■ Set problem ■
Copy each line holding the string "Windows".

■ Dataset entries ■

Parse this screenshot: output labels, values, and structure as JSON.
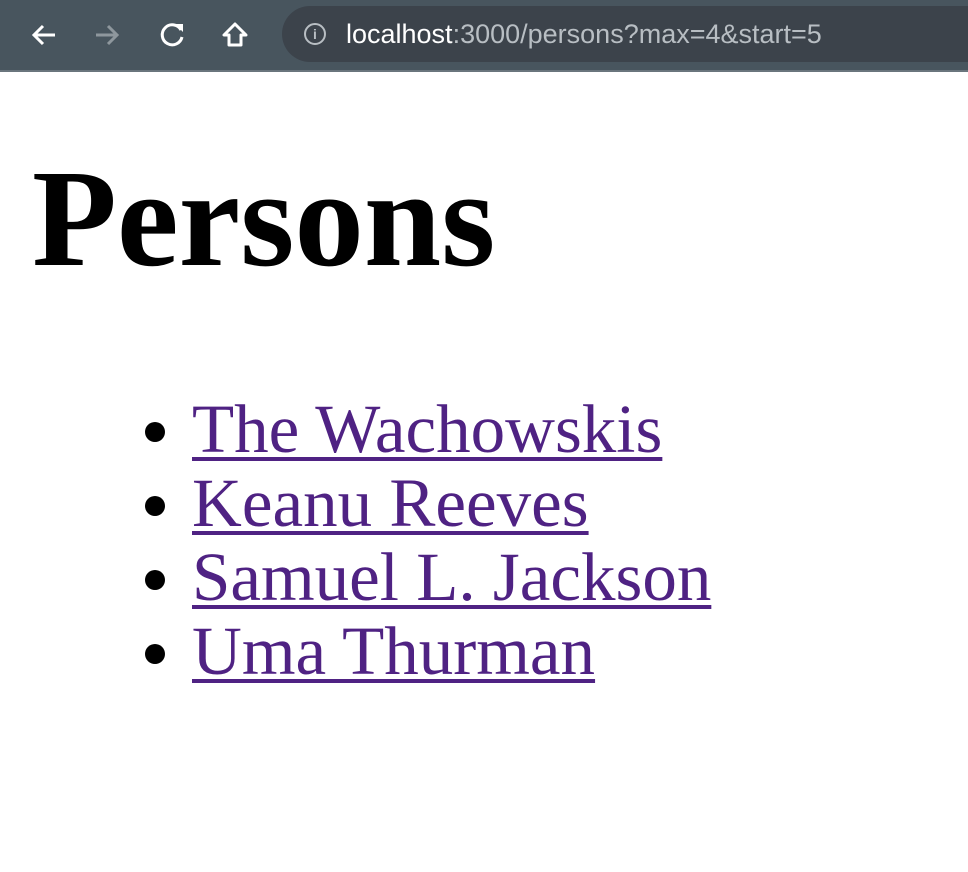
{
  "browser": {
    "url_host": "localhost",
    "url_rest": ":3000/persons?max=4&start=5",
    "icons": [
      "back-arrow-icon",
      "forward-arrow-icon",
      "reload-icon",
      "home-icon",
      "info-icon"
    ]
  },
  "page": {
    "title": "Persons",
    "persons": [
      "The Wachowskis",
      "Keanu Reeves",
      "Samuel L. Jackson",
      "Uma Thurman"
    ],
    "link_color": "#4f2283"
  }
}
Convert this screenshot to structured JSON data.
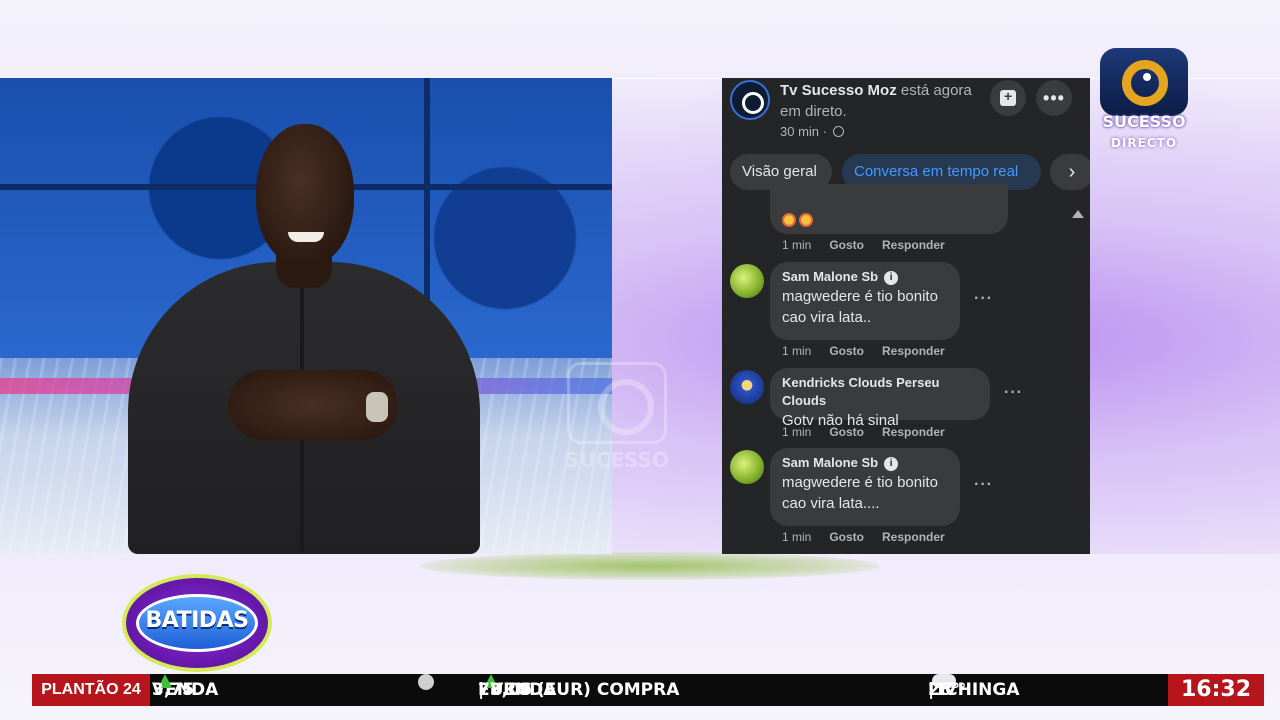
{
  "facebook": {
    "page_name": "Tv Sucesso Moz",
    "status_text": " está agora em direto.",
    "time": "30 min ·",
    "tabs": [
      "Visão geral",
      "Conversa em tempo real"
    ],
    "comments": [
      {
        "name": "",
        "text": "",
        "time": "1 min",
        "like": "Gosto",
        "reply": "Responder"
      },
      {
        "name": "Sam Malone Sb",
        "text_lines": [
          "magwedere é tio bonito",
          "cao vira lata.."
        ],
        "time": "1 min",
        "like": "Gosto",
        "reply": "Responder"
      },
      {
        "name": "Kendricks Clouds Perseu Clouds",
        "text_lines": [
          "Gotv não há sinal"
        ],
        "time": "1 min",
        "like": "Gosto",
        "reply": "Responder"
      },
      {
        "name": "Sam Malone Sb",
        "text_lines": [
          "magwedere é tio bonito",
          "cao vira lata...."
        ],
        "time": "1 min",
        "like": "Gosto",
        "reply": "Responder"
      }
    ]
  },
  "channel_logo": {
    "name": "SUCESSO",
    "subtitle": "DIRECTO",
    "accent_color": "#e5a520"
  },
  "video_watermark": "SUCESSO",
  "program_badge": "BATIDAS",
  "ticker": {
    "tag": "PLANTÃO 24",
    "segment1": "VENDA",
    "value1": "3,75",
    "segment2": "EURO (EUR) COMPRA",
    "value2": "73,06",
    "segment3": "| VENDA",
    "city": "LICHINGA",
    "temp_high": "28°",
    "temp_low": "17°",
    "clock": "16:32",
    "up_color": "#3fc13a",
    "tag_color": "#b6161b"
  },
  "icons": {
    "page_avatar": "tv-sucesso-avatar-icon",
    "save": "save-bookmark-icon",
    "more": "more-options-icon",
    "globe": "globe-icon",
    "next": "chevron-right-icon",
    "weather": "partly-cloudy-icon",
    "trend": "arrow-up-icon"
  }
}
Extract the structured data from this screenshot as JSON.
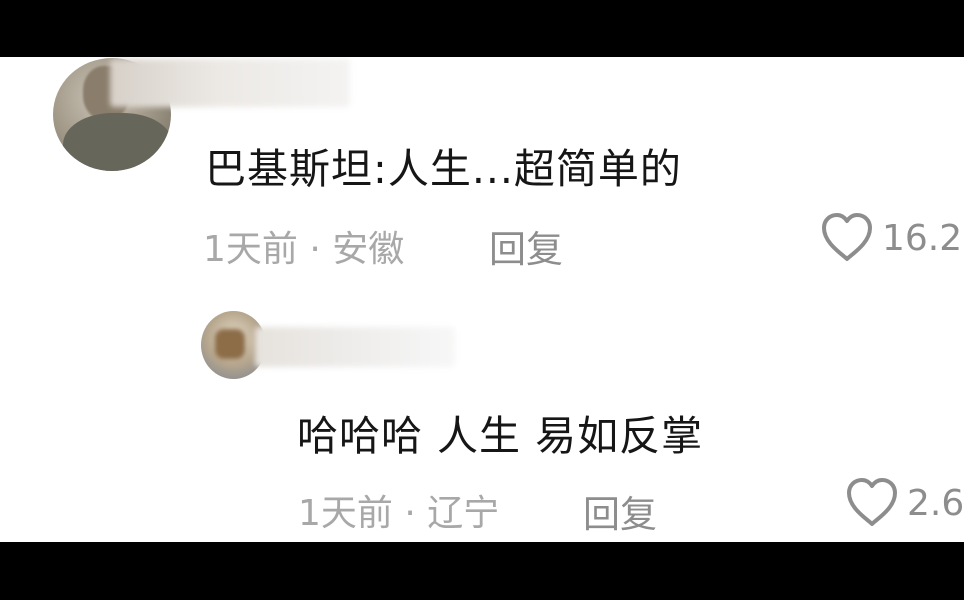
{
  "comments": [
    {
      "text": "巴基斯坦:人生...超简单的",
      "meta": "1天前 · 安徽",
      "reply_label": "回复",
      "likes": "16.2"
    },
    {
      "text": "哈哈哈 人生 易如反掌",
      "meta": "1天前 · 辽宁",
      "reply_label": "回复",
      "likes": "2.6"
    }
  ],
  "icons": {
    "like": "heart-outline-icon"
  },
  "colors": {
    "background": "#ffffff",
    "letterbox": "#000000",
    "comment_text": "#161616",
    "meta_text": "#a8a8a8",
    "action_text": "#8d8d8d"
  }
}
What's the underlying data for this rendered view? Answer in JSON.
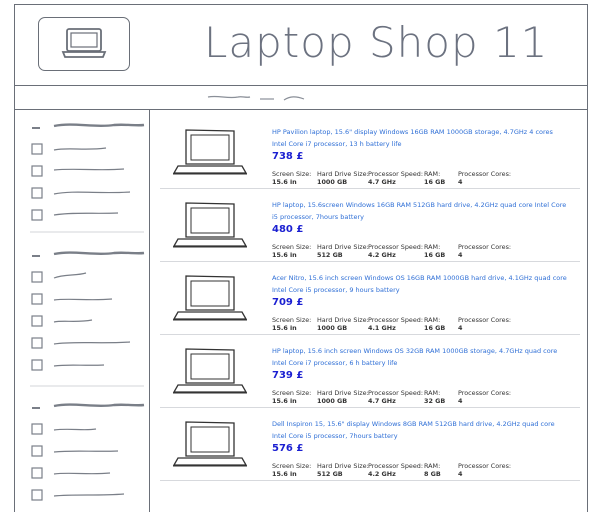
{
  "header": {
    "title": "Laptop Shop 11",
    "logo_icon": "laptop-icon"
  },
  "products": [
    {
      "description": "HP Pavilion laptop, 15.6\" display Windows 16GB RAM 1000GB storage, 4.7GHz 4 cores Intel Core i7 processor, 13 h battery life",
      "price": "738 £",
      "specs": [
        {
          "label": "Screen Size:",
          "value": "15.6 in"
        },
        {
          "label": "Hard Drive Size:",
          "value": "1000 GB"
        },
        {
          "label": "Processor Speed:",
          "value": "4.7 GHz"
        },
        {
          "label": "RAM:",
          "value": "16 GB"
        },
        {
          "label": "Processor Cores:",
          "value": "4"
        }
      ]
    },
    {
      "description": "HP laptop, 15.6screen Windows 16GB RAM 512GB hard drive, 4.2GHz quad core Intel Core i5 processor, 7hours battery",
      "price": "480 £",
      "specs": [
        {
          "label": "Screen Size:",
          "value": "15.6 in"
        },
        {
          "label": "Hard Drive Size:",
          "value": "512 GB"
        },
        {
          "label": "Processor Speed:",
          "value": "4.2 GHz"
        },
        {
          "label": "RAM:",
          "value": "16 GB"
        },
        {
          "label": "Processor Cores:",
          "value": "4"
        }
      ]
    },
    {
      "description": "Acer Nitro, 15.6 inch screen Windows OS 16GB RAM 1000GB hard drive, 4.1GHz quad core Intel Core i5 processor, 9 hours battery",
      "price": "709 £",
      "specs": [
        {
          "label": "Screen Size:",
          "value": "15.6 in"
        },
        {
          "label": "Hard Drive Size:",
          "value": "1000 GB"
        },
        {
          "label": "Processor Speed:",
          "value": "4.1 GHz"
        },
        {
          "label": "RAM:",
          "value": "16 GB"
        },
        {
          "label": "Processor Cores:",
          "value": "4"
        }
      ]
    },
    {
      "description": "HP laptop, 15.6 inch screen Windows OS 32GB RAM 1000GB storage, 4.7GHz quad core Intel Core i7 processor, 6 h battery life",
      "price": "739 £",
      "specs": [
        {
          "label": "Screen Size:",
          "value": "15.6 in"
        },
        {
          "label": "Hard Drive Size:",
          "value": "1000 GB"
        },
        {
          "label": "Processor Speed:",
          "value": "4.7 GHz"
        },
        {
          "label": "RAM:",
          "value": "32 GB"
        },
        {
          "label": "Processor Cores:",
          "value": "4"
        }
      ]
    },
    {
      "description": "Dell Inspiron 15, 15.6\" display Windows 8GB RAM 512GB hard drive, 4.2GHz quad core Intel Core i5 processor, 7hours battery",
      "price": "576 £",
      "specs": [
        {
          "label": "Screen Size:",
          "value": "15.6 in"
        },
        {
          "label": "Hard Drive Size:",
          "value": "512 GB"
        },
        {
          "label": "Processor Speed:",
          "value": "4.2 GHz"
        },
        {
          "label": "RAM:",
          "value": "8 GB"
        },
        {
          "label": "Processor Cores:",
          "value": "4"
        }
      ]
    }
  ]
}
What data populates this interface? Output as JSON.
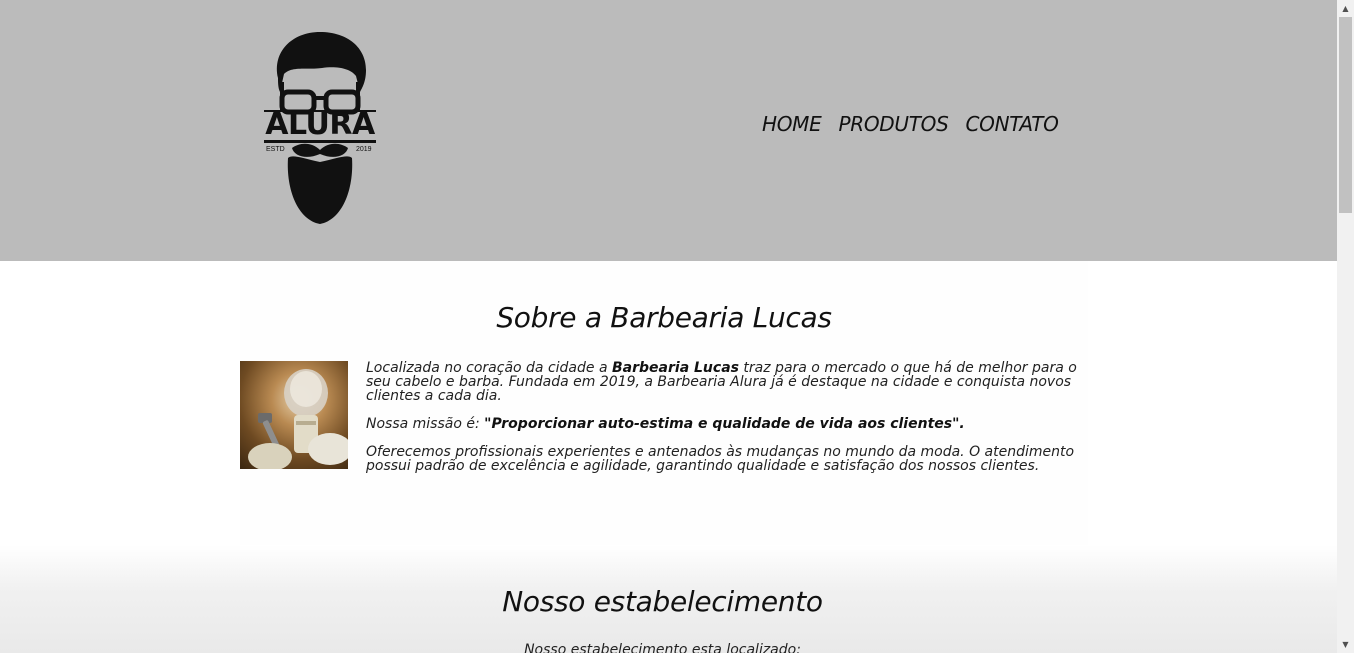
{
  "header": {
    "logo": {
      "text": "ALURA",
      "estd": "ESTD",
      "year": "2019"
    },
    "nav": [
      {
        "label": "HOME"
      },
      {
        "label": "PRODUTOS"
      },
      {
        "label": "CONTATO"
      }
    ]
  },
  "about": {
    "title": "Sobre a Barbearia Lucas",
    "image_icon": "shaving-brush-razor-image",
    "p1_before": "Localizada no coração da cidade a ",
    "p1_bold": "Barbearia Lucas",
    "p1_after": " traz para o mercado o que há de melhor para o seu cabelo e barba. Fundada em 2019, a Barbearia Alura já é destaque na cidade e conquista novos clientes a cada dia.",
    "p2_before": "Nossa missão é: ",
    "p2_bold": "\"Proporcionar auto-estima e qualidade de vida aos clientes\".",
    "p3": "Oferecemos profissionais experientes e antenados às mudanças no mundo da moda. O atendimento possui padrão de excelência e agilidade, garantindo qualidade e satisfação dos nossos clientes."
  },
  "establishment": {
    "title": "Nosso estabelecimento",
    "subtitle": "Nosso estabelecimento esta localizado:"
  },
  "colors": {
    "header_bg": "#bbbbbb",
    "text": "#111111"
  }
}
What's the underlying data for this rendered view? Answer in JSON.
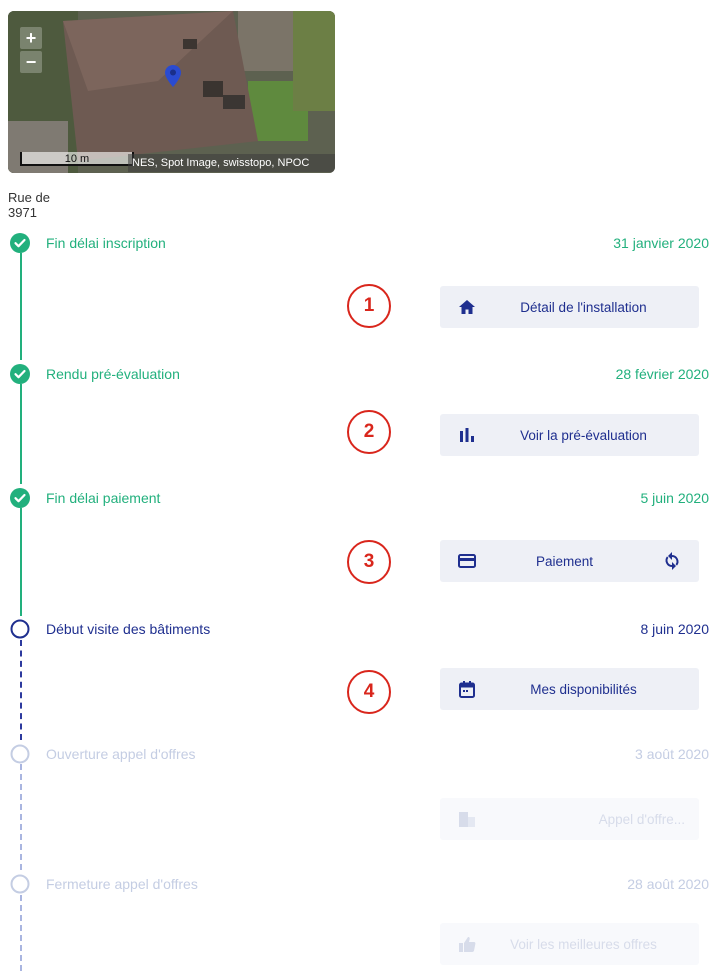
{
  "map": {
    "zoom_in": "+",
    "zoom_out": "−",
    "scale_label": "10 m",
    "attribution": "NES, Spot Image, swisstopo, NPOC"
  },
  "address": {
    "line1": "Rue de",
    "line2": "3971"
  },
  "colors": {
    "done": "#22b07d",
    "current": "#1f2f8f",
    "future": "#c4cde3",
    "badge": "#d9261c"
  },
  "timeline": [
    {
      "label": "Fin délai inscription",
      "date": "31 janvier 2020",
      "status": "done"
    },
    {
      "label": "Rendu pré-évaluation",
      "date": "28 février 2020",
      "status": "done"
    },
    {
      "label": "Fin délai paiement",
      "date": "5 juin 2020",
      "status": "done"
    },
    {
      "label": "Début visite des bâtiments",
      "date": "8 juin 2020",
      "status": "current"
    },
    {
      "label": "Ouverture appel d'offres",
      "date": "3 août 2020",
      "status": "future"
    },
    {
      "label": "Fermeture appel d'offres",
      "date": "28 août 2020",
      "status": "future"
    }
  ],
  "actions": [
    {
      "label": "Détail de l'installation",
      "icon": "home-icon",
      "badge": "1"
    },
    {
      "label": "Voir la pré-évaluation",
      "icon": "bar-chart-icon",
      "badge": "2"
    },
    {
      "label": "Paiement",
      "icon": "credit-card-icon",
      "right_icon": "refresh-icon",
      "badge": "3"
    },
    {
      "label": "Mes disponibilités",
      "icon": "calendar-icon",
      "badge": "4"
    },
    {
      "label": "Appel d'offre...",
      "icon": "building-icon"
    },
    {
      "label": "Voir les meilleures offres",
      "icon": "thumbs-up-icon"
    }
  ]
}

■ Result of the task ■
      "description": "HP Pavilion laptop, 15.6\" display Windows 16GB RAM 1000GB storage, 4.7GHz 4 cores Intel Core i7 processor, 13 h battery life",
      "description": "HP laptop, 15.6screen Windows 16GB RAM 512GB hard drive, 4.2GHz quad core Intel Core i5 processor, 7hours battery",
      "description": "Acer Nitro, 15.6 inch screen Windows OS 16GB RAM 1000GB hard drive, 4.1GHz quad core Intel Core i5 processor, 9 hours battery",
      "description": "HP laptop, 15.6 inch screen Windows OS 32GB RAM 1000GB storage, 4.7GHz quad core Intel Core i7 processor, 6 h battery life",
      "description": "Dell Inspiron 15, 15.6\" display Windows 8GB RAM 512GB hard drive, 4.2GHz quad core Intel Core i5 processor, 7hours battery",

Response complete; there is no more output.